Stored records
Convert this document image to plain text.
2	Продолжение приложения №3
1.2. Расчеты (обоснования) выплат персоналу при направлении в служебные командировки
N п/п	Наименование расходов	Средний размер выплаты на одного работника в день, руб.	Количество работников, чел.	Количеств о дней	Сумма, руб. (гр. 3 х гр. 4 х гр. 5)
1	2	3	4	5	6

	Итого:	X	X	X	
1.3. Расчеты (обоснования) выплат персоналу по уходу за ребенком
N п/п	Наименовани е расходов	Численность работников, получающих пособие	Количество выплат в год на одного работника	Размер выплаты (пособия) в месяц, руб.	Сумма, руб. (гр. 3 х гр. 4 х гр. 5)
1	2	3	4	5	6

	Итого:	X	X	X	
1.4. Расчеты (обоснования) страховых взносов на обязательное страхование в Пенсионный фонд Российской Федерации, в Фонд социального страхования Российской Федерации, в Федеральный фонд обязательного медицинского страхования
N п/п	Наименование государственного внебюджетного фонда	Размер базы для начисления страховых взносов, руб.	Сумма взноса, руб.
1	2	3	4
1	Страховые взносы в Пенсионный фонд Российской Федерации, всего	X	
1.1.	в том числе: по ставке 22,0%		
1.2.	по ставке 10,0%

▸ What to work on
In full and verbatim, repeat the records given above.

▸ Response
Convert this document image to plain text.
2	Продолжение приложения №3
1.2. Расчеты (обоснования) выплат персоналу при направлении в служебные командировки
N п/п	Наименование расходов	Средний размер выплаты на одного работника в день, руб.	Количество работников, чел.	Количеств о дней	Сумма, руб. (гр. 3 х гр. 4 х гр. 5)
1	2	3	4	5	6

	Итого:	X	X	X	
1.3. Расчеты (обоснования) выплат персоналу по уходу за ребенком
N п/п	Наименовани е расходов	Численность работников, получающих пособие	Количество выплат в год на одного работника	Размер выплаты (пособия) в месяц, руб.	Сумма, руб. (гр. 3 х гр. 4 х гр. 5)
1	2	3	4	5	6

	Итого:	X	X	X	
1.4. Расчеты (обоснования) страховых взносов на обязательное страхование в Пенсионный фонд Российской Федерации, в Фонд социального страхования Российской Федерации, в Федеральный фонд обязательного медицинского страхования
N п/п	Наименование государственного внебюджетного фонда	Размер базы для начисления страховых взносов, руб.	Сумма взноса, руб.
1	2	3	4
1	Страховые взносы в Пенсионный фонд Российской Федерации, всего	X	
1.1.	в том числе: по ставке 22,0%		
1.2.	по ставке 10,0%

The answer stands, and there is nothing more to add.